Take each line containing "object" and report it exactly as written.
** START Task data **
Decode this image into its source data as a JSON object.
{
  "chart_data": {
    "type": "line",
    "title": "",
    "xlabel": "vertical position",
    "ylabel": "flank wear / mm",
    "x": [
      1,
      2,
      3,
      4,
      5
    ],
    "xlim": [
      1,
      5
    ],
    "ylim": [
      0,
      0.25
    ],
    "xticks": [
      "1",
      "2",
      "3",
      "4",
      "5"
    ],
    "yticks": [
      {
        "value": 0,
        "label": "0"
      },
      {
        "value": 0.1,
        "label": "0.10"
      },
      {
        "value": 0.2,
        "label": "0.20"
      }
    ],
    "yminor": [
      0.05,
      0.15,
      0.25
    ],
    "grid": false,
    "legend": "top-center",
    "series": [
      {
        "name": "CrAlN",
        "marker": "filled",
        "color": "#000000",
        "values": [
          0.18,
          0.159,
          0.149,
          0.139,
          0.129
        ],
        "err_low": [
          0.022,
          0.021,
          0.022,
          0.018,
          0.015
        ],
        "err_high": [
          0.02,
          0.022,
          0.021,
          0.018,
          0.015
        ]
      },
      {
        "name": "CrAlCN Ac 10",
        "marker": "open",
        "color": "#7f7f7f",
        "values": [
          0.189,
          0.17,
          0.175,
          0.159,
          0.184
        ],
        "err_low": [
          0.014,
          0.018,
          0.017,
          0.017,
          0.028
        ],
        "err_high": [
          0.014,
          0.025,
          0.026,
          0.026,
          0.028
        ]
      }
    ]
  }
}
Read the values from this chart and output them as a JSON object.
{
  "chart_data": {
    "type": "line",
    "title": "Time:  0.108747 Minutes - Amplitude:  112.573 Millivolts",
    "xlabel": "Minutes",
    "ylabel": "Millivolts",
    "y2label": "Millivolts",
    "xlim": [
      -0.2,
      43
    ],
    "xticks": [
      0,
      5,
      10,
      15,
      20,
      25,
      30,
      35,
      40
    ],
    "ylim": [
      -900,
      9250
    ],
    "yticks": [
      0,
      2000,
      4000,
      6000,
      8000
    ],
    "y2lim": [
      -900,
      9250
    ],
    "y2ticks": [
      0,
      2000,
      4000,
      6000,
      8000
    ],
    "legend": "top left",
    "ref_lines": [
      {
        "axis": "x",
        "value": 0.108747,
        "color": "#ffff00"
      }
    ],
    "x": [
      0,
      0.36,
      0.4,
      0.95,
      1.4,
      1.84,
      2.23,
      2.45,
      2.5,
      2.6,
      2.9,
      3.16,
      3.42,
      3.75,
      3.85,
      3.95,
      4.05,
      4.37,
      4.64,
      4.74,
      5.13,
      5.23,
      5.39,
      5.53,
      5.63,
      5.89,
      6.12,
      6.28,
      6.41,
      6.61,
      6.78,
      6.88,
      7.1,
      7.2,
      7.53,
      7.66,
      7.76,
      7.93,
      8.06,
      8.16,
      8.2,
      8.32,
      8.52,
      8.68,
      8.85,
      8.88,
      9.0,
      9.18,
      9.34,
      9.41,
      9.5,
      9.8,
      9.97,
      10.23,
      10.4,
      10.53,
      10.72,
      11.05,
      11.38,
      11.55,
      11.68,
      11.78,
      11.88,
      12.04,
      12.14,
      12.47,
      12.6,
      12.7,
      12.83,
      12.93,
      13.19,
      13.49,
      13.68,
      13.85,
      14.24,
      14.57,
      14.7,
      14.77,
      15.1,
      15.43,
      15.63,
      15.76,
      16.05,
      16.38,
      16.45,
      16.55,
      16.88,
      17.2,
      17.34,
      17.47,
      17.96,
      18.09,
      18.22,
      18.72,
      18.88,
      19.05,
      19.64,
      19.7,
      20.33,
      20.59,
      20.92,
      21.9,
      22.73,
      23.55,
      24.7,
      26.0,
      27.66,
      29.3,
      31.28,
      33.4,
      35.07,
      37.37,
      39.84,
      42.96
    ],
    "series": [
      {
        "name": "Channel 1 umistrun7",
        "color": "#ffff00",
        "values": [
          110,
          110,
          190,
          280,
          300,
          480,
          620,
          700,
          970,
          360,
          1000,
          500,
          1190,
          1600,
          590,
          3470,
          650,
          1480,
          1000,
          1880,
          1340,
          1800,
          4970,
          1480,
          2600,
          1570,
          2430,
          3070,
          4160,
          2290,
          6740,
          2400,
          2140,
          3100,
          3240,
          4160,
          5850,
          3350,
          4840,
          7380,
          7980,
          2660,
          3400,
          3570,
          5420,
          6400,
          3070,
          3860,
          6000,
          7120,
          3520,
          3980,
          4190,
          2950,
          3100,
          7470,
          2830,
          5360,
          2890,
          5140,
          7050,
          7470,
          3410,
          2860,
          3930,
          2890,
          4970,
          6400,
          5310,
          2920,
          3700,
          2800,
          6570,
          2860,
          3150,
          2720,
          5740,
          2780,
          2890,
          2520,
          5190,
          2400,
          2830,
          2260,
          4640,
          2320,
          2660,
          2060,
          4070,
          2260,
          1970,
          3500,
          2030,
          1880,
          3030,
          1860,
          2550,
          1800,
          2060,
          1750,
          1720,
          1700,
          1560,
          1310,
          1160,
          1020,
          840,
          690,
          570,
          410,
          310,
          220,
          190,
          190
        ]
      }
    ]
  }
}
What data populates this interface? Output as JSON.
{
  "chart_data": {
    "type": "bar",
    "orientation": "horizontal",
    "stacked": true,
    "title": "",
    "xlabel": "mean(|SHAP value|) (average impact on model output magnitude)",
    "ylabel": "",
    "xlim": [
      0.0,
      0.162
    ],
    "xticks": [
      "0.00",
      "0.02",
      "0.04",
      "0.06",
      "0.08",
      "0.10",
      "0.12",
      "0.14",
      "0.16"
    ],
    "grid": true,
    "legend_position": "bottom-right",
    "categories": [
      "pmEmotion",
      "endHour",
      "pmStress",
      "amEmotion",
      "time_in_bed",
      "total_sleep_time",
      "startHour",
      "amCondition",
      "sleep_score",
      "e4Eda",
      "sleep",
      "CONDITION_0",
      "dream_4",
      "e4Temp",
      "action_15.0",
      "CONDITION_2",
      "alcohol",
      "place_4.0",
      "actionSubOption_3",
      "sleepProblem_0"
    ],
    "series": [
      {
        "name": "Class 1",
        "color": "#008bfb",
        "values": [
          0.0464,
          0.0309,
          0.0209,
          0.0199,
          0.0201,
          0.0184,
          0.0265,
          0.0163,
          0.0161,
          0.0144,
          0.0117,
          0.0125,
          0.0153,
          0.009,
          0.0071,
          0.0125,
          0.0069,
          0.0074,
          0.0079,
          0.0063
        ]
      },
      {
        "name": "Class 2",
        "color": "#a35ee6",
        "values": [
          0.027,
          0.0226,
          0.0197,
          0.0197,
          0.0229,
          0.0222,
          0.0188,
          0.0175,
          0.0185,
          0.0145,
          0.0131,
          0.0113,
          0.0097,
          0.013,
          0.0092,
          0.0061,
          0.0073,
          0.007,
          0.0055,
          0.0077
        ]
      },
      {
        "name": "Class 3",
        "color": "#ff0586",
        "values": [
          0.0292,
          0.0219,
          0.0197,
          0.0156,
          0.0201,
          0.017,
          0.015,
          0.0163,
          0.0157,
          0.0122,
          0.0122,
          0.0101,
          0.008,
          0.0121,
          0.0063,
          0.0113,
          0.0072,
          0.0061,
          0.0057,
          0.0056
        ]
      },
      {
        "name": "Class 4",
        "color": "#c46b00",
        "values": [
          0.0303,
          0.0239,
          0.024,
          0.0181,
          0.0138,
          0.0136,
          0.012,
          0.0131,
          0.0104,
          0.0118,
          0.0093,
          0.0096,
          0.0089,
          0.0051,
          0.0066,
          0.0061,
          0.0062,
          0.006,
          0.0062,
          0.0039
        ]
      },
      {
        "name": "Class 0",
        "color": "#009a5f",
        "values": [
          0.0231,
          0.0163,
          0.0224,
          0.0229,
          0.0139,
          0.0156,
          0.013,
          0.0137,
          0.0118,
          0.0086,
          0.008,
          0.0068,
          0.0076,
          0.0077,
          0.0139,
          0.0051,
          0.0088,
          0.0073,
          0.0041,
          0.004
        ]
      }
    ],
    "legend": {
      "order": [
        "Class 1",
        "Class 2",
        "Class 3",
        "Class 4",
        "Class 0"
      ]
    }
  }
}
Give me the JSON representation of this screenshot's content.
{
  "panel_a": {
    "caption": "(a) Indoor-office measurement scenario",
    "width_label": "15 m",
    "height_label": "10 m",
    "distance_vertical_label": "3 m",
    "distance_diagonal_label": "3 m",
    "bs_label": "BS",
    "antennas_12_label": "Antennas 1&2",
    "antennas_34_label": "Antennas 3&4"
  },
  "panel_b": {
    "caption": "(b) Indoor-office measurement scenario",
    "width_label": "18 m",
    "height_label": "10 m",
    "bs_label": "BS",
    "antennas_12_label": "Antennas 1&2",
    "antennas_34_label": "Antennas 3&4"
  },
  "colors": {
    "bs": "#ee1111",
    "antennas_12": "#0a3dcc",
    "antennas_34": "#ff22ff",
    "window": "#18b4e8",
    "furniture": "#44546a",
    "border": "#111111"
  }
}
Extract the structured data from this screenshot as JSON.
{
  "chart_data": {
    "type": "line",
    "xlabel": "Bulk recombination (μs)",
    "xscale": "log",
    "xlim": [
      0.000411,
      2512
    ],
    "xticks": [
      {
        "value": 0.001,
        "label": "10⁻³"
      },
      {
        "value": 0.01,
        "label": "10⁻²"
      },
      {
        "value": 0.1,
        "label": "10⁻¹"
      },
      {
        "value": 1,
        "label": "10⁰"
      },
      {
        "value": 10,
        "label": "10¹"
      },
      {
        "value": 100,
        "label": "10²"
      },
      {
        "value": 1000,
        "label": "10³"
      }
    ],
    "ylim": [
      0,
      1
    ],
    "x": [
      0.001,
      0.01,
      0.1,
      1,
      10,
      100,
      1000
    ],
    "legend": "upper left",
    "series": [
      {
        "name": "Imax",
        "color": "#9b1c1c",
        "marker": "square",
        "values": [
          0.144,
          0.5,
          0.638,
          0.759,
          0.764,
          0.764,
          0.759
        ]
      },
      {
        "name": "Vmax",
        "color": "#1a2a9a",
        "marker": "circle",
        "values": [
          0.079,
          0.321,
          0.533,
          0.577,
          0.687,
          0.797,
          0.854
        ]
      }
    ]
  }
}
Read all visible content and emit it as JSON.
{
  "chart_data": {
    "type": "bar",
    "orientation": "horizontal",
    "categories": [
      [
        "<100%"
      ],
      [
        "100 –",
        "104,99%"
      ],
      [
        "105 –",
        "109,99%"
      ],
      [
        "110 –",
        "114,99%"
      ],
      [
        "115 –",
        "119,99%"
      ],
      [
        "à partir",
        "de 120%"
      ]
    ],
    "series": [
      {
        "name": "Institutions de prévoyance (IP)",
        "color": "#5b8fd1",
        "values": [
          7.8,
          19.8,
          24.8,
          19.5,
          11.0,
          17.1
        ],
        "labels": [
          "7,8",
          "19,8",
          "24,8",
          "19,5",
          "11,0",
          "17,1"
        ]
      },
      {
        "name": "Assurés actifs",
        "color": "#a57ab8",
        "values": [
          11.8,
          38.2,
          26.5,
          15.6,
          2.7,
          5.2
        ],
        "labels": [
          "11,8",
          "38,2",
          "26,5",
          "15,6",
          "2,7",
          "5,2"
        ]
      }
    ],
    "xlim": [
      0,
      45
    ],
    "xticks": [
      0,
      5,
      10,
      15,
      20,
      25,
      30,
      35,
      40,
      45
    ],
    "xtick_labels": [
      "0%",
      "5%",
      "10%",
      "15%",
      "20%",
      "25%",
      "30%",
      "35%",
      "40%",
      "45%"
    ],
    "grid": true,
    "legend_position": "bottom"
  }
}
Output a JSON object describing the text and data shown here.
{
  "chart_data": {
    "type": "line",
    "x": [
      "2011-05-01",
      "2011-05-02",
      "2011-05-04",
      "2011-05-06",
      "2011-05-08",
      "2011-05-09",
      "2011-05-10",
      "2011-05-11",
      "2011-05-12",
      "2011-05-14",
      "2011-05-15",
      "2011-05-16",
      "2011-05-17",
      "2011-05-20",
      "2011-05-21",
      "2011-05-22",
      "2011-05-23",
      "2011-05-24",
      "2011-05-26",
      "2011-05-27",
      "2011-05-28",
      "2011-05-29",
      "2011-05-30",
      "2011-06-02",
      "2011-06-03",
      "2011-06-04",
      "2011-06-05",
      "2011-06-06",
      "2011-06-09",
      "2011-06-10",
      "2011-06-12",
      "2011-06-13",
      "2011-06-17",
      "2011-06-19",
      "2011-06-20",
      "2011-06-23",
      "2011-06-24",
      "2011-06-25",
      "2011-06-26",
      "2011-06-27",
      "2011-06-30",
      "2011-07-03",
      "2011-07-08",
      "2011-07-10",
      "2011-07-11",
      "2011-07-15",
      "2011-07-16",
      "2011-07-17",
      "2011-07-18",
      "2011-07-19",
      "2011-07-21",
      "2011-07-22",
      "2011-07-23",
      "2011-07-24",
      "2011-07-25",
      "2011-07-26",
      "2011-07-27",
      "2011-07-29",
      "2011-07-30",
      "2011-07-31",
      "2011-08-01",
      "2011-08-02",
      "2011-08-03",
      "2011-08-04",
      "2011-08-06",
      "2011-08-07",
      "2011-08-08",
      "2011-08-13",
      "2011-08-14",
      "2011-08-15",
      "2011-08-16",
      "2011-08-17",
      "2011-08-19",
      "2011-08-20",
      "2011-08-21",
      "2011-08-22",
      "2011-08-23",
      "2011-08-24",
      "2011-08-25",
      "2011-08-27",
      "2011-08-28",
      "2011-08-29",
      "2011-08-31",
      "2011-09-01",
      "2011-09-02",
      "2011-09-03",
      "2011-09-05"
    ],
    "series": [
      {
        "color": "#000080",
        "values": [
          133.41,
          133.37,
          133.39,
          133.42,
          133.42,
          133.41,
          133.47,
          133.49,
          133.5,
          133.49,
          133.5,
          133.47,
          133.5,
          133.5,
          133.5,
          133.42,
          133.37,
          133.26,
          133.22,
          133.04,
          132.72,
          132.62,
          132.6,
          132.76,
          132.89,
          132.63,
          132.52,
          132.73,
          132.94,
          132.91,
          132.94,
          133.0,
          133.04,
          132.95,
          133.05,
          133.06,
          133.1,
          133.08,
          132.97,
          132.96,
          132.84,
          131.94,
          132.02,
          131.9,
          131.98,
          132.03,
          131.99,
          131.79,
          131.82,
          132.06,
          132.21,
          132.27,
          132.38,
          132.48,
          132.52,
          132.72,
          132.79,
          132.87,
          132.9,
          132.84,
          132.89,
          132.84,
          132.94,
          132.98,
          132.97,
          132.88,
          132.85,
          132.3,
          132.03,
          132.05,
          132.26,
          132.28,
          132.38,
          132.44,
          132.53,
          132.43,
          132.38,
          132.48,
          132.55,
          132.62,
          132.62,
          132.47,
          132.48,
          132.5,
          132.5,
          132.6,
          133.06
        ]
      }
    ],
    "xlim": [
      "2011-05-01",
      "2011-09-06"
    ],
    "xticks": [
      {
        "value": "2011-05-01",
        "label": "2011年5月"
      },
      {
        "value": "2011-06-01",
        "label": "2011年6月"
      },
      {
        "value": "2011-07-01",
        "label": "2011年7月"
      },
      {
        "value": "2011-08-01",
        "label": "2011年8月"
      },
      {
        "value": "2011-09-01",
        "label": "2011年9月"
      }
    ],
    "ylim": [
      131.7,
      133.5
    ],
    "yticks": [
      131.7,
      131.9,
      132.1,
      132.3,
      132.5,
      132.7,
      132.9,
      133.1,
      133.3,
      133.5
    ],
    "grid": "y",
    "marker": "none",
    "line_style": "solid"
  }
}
** END Task data **
Solution to the exercise:
Decode this image into its source data as a JSON object.
Read the values from this chart and output them as a JSON object.
Output a JSON object describing the text and data shown here.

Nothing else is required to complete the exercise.